本文の抜粋 >>
*****

【水晶岳・羽鳥峰・釈迦ヶ岳】 三重県三重郡


■本図は(財)日本地図センター発行の25000段彩・陰影画像を元に作成した。(同センター承認済)
■この地図の作成に当たっては、国土地理院長の承認を得て、同院発行の数値地図25000(地図画像)を使用したものである。(承認番号 平17総使、第82号)
※25000段彩・陰影画像は数値地図25000を元に作成されており、本図はその二次利用のため両文併記。

羽鳥峰峠幕営1/2006.10.14-15


あのイブネ・クラシ縦走からたった6日後、 干したテントも乾かぬうちに、再び鈴鹿の幕営縦走を敢行してまいりました!うーん我ながら山バカ過ぎる( ^-^;)

今回目指すのは水晶岳・釈迦ヶ岳、そして幕営予定地は鈴鹿の中でもお気に入りの場所、羽鳥峰峠です。登山のお相手はKさん。テント泊の経験がなく不安がる彼女を、「羽鳥峰峠からは、それはそれはきれいな伊勢湾の夜景が見られますよ〜」などと口八丁を並べ立てて動員に成功しました。(しかしこれが後に裏目に・・。←伏線)

*****

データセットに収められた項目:
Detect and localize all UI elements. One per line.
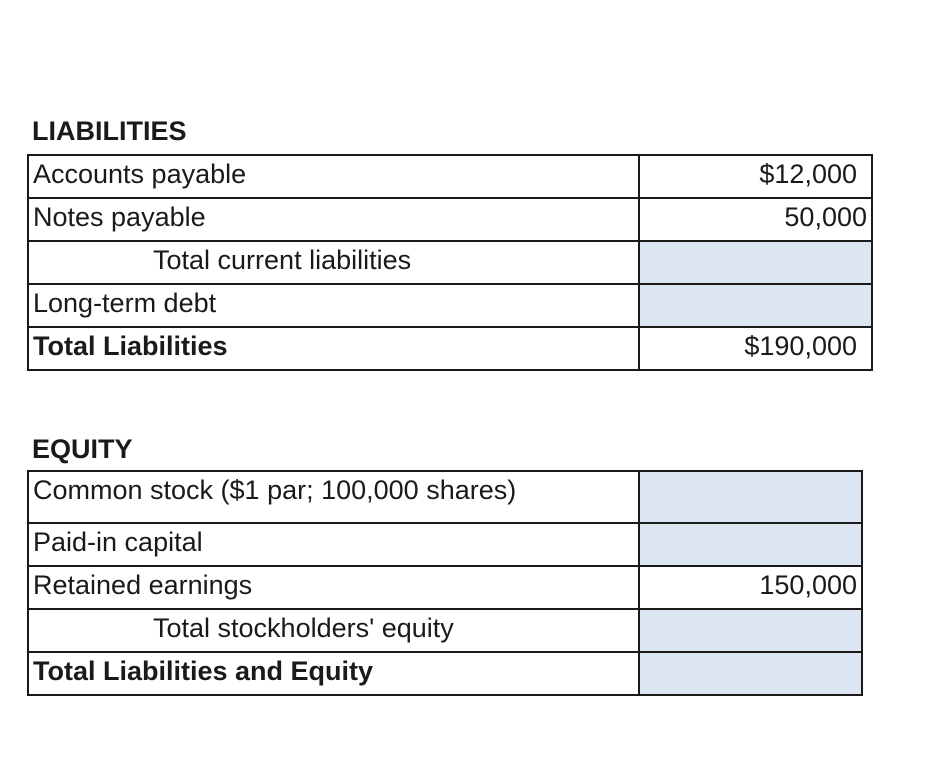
paid-in-capital-input[interactable]	[638, 522, 863, 567]
paid-in-capital-label: Paid-in capital	[27, 522, 640, 567]
retained-earnings-label: Retained earnings	[27, 565, 640, 610]
table-row: Long-term debt	[27, 283, 873, 328]
long-term-debt-input[interactable]	[638, 283, 873, 328]
total-current-liabilities-input[interactable]	[638, 240, 873, 285]
common-stock-label: Common stock ($1 par; 100,000 shares)	[27, 470, 640, 524]
accounts-payable-label: Accounts payable	[27, 154, 640, 199]
retained-earnings-value: 150,000	[638, 565, 863, 610]
long-term-debt-label: Long-term debt	[27, 283, 640, 328]
total-current-liabilities-label: Total current liabilities	[27, 240, 640, 285]
table-row: Total stockholders' equity	[27, 608, 863, 653]
liabilities-heading: LIABILITIES	[32, 116, 187, 146]
table-row: Common stock ($1 par; 100,000 shares)	[27, 470, 863, 524]
table-row: Total current liabilities	[27, 240, 873, 285]
total-stockholders-equity-input[interactable]	[638, 608, 863, 653]
table-row: Accounts payable $12,000	[27, 154, 873, 199]
common-stock-input[interactable]	[638, 470, 863, 524]
total-liabilities-value: $190,000	[638, 326, 873, 371]
total-liabilities-label: Total Liabilities	[27, 326, 640, 371]
total-liabilities-and-equity-label: Total Liabilities and Equity	[27, 651, 640, 696]
table-row: Retained earnings 150,000	[27, 565, 863, 610]
total-stockholders-equity-label: Total stockholders' equity	[27, 608, 640, 653]
table-row: Notes payable 50,000	[27, 197, 873, 242]
table-row: Paid-in capital	[27, 522, 863, 567]
liabilities-table: Accounts payable $12,000 Notes payable 5…	[27, 154, 873, 371]
total-liabilities-and-equity-input[interactable]	[638, 651, 863, 696]
table-row: Total Liabilities and Equity	[27, 651, 863, 696]
accounts-payable-value: $12,000	[638, 154, 873, 199]
notes-payable-value: 50,000	[638, 197, 873, 242]
notes-payable-label: Notes payable	[27, 197, 640, 242]
equity-table: Common stock ($1 par; 100,000 shares) Pa…	[27, 470, 863, 696]
equity-heading: EQUITY	[32, 434, 133, 464]
table-row: Total Liabilities $190,000	[27, 326, 873, 371]
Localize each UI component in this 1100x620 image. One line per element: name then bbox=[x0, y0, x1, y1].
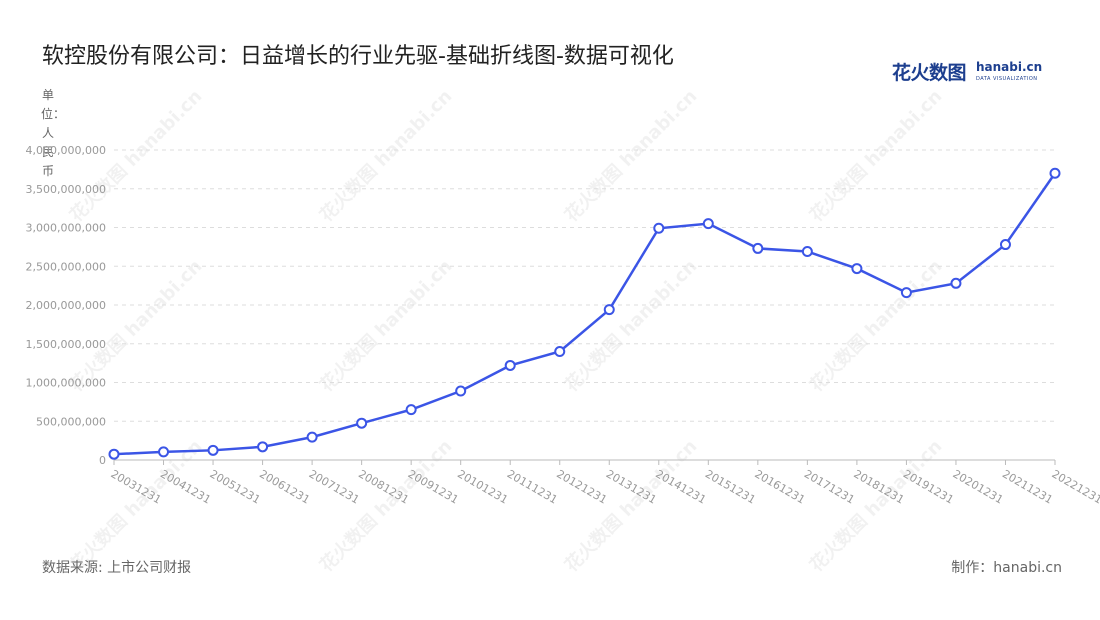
x-axis-ticks: 2003123120041231200512312006123120071231… bbox=[109, 467, 1100, 506]
x-tick-label: 20061231 bbox=[257, 467, 312, 506]
x-tick-label: 20221231 bbox=[1050, 467, 1100, 506]
brand-logo-sub: DATA VISUALIZATION bbox=[976, 76, 1038, 82]
data-point[interactable] bbox=[405, 404, 417, 416]
watermark-text: 花火数图 hanabi.cn bbox=[65, 255, 206, 396]
x-tick-label: 20201231 bbox=[950, 467, 1005, 506]
data-point[interactable] bbox=[900, 287, 912, 299]
data-point[interactable] bbox=[356, 417, 368, 429]
data-point[interactable] bbox=[158, 446, 170, 458]
data-point[interactable] bbox=[1049, 167, 1061, 179]
y-tick-label: 500,000,000 bbox=[36, 415, 106, 428]
data-point[interactable] bbox=[851, 263, 863, 275]
y-tick-label: 1,500,000,000 bbox=[26, 338, 106, 351]
watermark-text: 花火数图 hanabi.cn bbox=[315, 255, 456, 396]
x-tick-label: 20171231 bbox=[802, 467, 857, 506]
data-point[interactable] bbox=[752, 242, 764, 254]
data-point[interactable] bbox=[257, 441, 269, 453]
data-point[interactable] bbox=[455, 385, 467, 397]
x-tick-label: 20211231 bbox=[1000, 467, 1055, 506]
series-line bbox=[113, 172, 1057, 456]
x-tick-label: 20121231 bbox=[554, 467, 609, 506]
y-tick-label: 4,000,000,000 bbox=[26, 144, 106, 157]
data-point[interactable] bbox=[306, 431, 318, 443]
y-axis-ticks: 0 500,000,000 1,000,000,000 1,500,000,000 2,… bbox=[26, 144, 106, 467]
data-point[interactable] bbox=[504, 359, 516, 371]
x-tick-label: 20111231 bbox=[505, 467, 560, 506]
x-tick-label: 20051231 bbox=[208, 467, 263, 506]
data-point[interactable] bbox=[554, 346, 566, 357]
chart-title: 软控股份有限公司：日益增长的行业先驱-基础折线图-数据可视化 bbox=[42, 44, 674, 69]
series-points bbox=[108, 167, 1061, 460]
watermark-text: 花火数图 hanabi.cn bbox=[315, 85, 456, 226]
x-tick-label: 20161231 bbox=[752, 467, 807, 506]
y-tick-label: 2,500,000,000 bbox=[26, 260, 106, 273]
data-point[interactable] bbox=[603, 304, 615, 316]
x-tick-label: 20101231 bbox=[455, 467, 510, 506]
data-point[interactable] bbox=[108, 448, 120, 460]
data-point[interactable] bbox=[207, 444, 219, 456]
data-point[interactable] bbox=[801, 246, 813, 258]
watermark-text: 花火数图 hanabi.cn bbox=[805, 85, 946, 226]
watermark-text: 花火数图 hanabi.cn bbox=[315, 435, 456, 576]
maker-credit: 制作：hanabi.cn bbox=[951, 560, 1062, 576]
data-source-note: 数据来源: 上市公司财报 bbox=[42, 560, 192, 576]
x-axis bbox=[113, 459, 1056, 465]
x-tick-label: 20071231 bbox=[307, 467, 362, 506]
data-point[interactable] bbox=[950, 277, 962, 289]
grid-lines bbox=[114, 149, 1055, 422]
watermark-text: 花火数图 hanabi.cn bbox=[560, 85, 701, 226]
brand-logo-cn: 花火数图 bbox=[892, 62, 967, 84]
x-tick-label: 20151231 bbox=[703, 467, 758, 506]
data-point[interactable] bbox=[653, 222, 665, 234]
watermark-text: 花火数图 hanabi.cn bbox=[805, 435, 946, 576]
data-point[interactable] bbox=[702, 218, 714, 230]
y-tick-label: 3,500,000,000 bbox=[26, 183, 106, 196]
y-tick-label: 1,000,000,000 bbox=[26, 377, 106, 390]
y-tick-label: 2,000,000,000 bbox=[26, 299, 106, 312]
data-point[interactable] bbox=[999, 239, 1011, 251]
y-tick-label: 3,000,000,000 bbox=[26, 222, 106, 235]
brand-logo-en: hanabi.cn bbox=[976, 60, 1043, 74]
y-tick-label: 0 bbox=[99, 454, 106, 467]
watermark-text: 花火数图 hanabi.cn bbox=[560, 435, 701, 576]
watermark-text: 花火数图 hanabi.cn bbox=[65, 435, 206, 576]
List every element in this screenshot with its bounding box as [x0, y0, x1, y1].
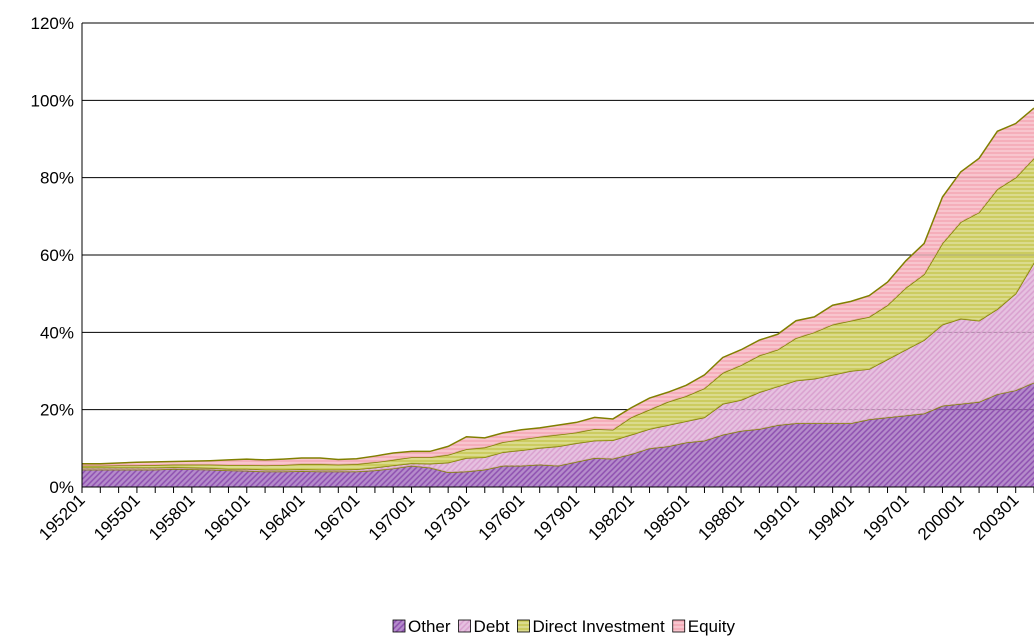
legend-label: Debt [474, 617, 510, 636]
x-tick-label: 197001 [365, 490, 419, 544]
x-tick-label: 200001 [914, 490, 968, 544]
x-tick-label: 199701 [859, 490, 913, 544]
x-tick-label: 198501 [639, 490, 693, 544]
legend: Other Debt Direct Investment Equity [392, 617, 736, 636]
area-outline [82, 107, 1034, 465]
x-tick-label: 199401 [804, 490, 858, 544]
legend-label: Direct Investment [532, 617, 665, 636]
area [82, 382, 1034, 487]
x-tick-label: 195801 [145, 490, 199, 544]
y-tick-label: 20% [40, 401, 74, 420]
area [82, 262, 1034, 473]
y-tick-label: 80% [40, 169, 74, 188]
x-tick-label: 199101 [749, 490, 803, 544]
legend-swatch [392, 619, 406, 633]
legend-swatch [672, 619, 686, 633]
y-tick-label: 120% [31, 14, 74, 33]
y-tick-label: 40% [40, 323, 74, 342]
y-tick-label: 0% [49, 478, 74, 497]
x-tick-label: 197601 [475, 490, 529, 544]
x-tick-label: 196401 [255, 490, 309, 544]
x-tick-label: 197301 [420, 490, 474, 544]
y-tick-label: 60% [40, 246, 74, 265]
x-tick-label: 197901 [530, 490, 584, 544]
y-tick-label: 100% [31, 91, 74, 110]
x-tick-label: 195501 [90, 490, 144, 544]
legend-label: Other [408, 617, 451, 636]
legend-swatch [517, 619, 530, 633]
x-tick-label: 195201 [35, 490, 89, 544]
legend-swatch [458, 619, 471, 633]
x-tick-label: 196701 [310, 490, 364, 544]
x-tick-label: 198801 [694, 490, 748, 544]
x-tick-label: 196101 [200, 490, 254, 544]
x-tick-label: 198201 [585, 490, 639, 544]
legend-label: Equity [688, 617, 736, 636]
x-tick-label: 200301 [969, 490, 1023, 544]
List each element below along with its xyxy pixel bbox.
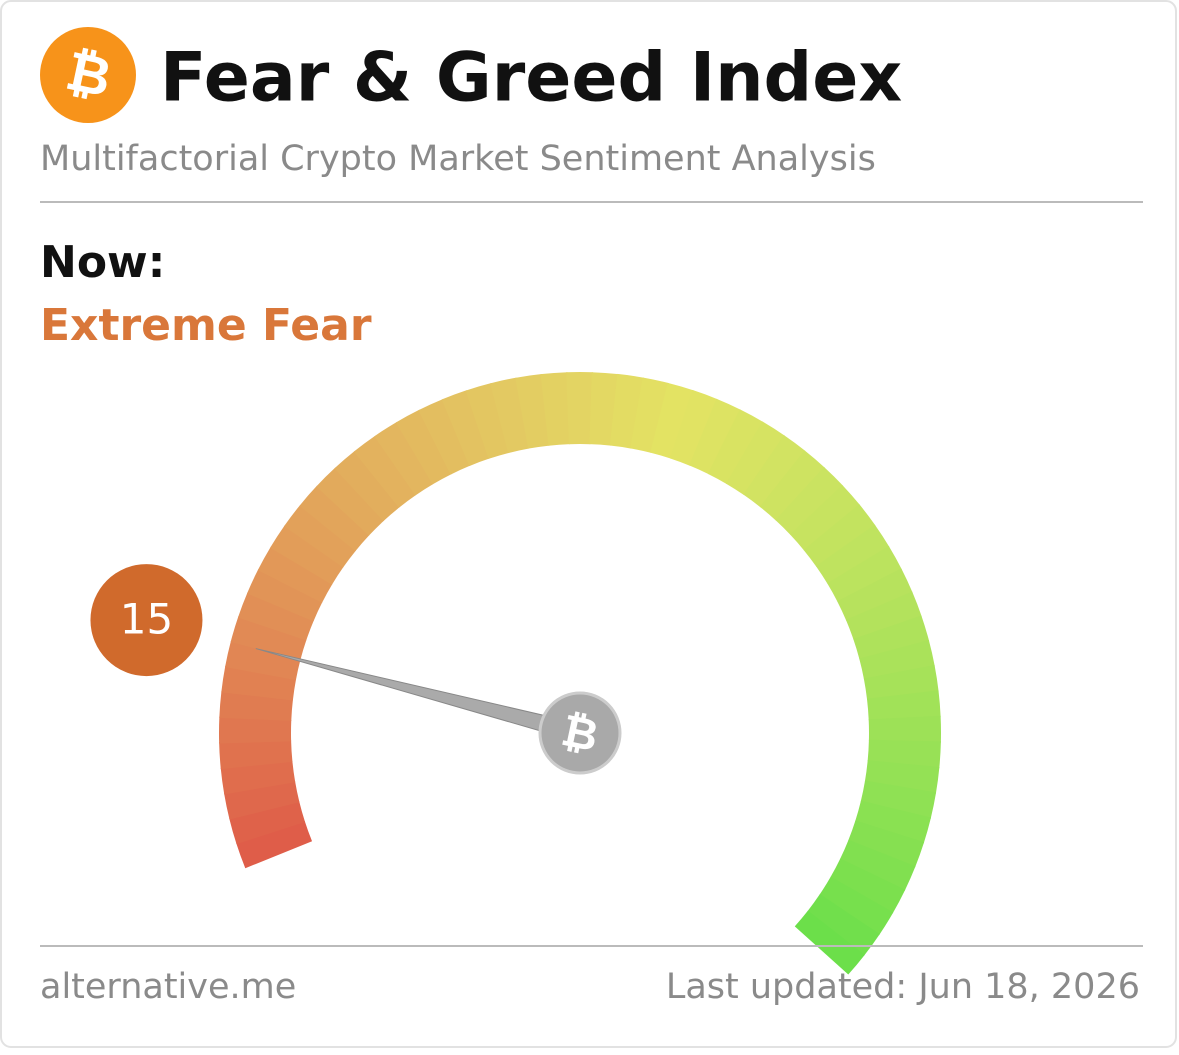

*****

やること >>
1) 山行記の冒頭で【】の中に並んでいる山の名前を、すべて挙げてください。
2) 山行記の一部を、そのまま書き写してください。"羽鳥峰峠幕営1/2006.10.14-15" という語句を含むところから始め、"れが後に裏目に・・。←伏線)" で終えてください。
資料は見なくてもかまいません。

解答済みの問題 >>
1) 水晶岳、羽鳥峰、釈迦ヶ岳

2)
羽鳥峰峠幕営1/2006.10.14-15


あのイブネ・クラシ縦走からたった6日後、 干したテントも乾かぬうちに、再び鈴鹿の幕営縦走を敢行してまいりました!うーん我ながら山バカ過ぎる( ^-^;)

今回目指すのは水晶岳・釈迦ヶ岳、そして幕営予定地は鈴鹿の中でもお気に入りの場所、羽鳥峰峠です。登山のお相手はKさん。テント泊の経験がなく不安がる彼女を、「羽鳥峰峠からは、それはそれはきれいな伊勢湾の夜景が見られますよ〜」などと口八丁を並べ立てて動員に成功しました。(しかしこれが後に裏目に・・。←伏線)